WRITTEN INSTRUCTION: Every line of the listing must be reproduced as it stands. Leave the images behind.

SUPPLIED INFORMATION:
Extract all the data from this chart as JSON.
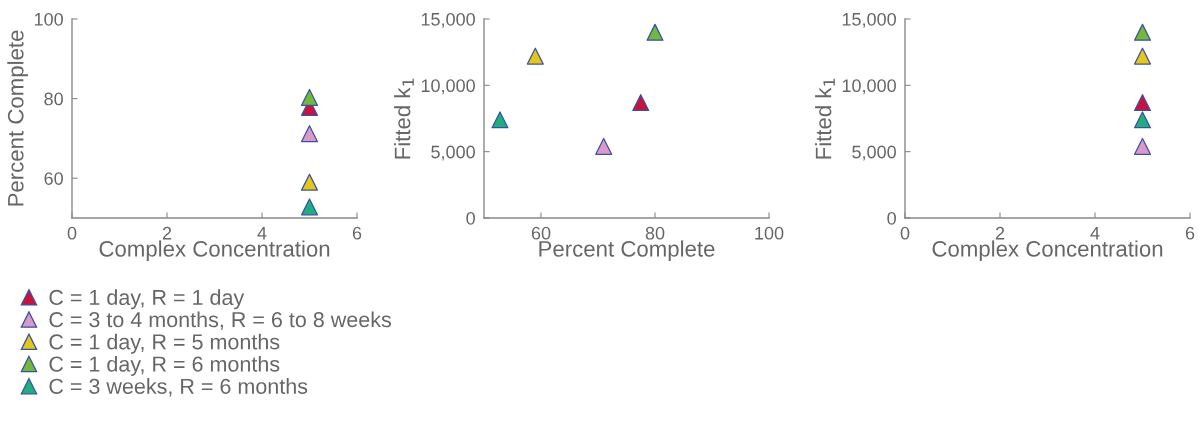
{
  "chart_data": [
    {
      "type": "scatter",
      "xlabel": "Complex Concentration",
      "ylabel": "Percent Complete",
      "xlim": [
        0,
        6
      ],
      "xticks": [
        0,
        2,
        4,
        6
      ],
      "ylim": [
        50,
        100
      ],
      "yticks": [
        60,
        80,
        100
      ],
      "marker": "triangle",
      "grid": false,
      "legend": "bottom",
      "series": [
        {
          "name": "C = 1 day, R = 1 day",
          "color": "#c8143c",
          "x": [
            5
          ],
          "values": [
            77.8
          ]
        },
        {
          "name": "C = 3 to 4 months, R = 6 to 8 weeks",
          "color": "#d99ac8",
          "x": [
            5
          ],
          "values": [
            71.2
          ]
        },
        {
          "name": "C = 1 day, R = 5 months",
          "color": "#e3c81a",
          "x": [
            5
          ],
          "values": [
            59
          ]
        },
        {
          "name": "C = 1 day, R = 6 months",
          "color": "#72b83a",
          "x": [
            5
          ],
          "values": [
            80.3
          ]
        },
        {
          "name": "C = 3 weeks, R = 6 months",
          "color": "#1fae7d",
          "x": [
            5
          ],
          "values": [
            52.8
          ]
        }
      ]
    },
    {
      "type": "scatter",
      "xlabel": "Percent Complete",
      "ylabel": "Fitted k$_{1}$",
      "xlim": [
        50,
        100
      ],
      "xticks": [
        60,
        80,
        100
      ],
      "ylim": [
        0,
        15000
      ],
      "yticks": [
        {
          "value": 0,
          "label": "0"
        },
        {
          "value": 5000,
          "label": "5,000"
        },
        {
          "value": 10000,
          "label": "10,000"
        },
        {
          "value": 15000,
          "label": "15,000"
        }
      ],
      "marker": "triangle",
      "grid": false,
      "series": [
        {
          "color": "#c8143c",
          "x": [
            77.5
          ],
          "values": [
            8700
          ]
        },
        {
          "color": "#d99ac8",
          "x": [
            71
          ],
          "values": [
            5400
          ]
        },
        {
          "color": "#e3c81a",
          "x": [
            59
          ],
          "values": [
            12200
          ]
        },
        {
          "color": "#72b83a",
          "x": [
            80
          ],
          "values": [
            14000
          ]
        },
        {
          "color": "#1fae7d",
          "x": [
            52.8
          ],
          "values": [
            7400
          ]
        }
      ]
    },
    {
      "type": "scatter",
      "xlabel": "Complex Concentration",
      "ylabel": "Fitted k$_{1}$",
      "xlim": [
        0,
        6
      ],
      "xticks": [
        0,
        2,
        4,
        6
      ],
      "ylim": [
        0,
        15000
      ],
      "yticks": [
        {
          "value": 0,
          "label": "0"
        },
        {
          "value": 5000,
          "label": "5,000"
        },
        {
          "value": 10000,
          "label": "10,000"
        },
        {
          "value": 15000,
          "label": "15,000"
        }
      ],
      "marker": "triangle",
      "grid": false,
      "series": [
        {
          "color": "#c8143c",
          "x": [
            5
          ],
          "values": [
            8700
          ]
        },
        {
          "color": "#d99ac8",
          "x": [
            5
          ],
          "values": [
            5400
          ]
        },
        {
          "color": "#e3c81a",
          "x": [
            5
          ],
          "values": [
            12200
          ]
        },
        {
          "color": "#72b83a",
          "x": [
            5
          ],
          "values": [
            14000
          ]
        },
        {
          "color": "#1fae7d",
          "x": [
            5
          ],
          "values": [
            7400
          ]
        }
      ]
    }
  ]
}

SOLUTION:
Extract all the data from this chart as JSON.
{
  "chart_data": [
    {
      "type": "scatter",
      "xlabel": "Complex Concentration",
      "ylabel": "Percent Complete",
      "xlim": [
        0,
        6
      ],
      "xticks": [
        0,
        2,
        4,
        6
      ],
      "ylim": [
        50,
        100
      ],
      "yticks": [
        60,
        80,
        100
      ],
      "marker": "triangle",
      "grid": false,
      "legend": "bottom",
      "series": [
        {
          "name": "C = 1 day, R = 1 day",
          "color": "#c8143c",
          "x": [
            5
          ],
          "values": [
            77.8
          ]
        },
        {
          "name": "C = 3 to 4 months, R = 6 to 8 weeks",
          "color": "#d99ac8",
          "x": [
            5
          ],
          "values": [
            71.2
          ]
        },
        {
          "name": "C = 1 day, R = 5 months",
          "color": "#e3c81a",
          "x": [
            5
          ],
          "values": [
            59
          ]
        },
        {
          "name": "C = 1 day, R = 6 months",
          "color": "#72b83a",
          "x": [
            5
          ],
          "values": [
            80.3
          ]
        },
        {
          "name": "C = 3 weeks, R = 6 months",
          "color": "#1fae7d",
          "x": [
            5
          ],
          "values": [
            52.8
          ]
        }
      ]
    },
    {
      "type": "scatter",
      "xlabel": "Percent Complete",
      "ylabel": "Fitted k$_{1}$",
      "xlim": [
        50,
        100
      ],
      "xticks": [
        60,
        80,
        100
      ],
      "ylim": [
        0,
        15000
      ],
      "yticks": [
        {
          "value": 0,
          "label": "0"
        },
        {
          "value": 5000,
          "label": "5,000"
        },
        {
          "value": 10000,
          "label": "10,000"
        },
        {
          "value": 15000,
          "label": "15,000"
        }
      ],
      "marker": "triangle",
      "grid": false,
      "series": [
        {
          "color": "#c8143c",
          "x": [
            77.5
          ],
          "values": [
            8700
          ]
        },
        {
          "color": "#d99ac8",
          "x": [
            71
          ],
          "values": [
            5400
          ]
        },
        {
          "color": "#e3c81a",
          "x": [
            59
          ],
          "values": [
            12200
          ]
        },
        {
          "color": "#72b83a",
          "x": [
            80
          ],
          "values": [
            14000
          ]
        },
        {
          "color": "#1fae7d",
          "x": [
            52.8
          ],
          "values": [
            7400
          ]
        }
      ]
    },
    {
      "type": "scatter",
      "xlabel": "Complex Concentration",
      "ylabel": "Fitted k$_{1}$",
      "xlim": [
        0,
        6
      ],
      "xticks": [
        0,
        2,
        4,
        6
      ],
      "ylim": [
        0,
        15000
      ],
      "yticks": [
        {
          "value": 0,
          "label": "0"
        },
        {
          "value": 5000,
          "label": "5,000"
        },
        {
          "value": 10000,
          "label": "10,000"
        },
        {
          "value": 15000,
          "label": "15,000"
        }
      ],
      "marker": "triangle",
      "grid": false,
      "series": [
        {
          "color": "#c8143c",
          "x": [
            5
          ],
          "values": [
            8700
          ]
        },
        {
          "color": "#d99ac8",
          "x": [
            5
          ],
          "values": [
            5400
          ]
        },
        {
          "color": "#e3c81a",
          "x": [
            5
          ],
          "values": [
            12200
          ]
        },
        {
          "color": "#72b83a",
          "x": [
            5
          ],
          "values": [
            14000
          ]
        },
        {
          "color": "#1fae7d",
          "x": [
            5
          ],
          "values": [
            7400
          ]
        }
      ]
    }
  ]
}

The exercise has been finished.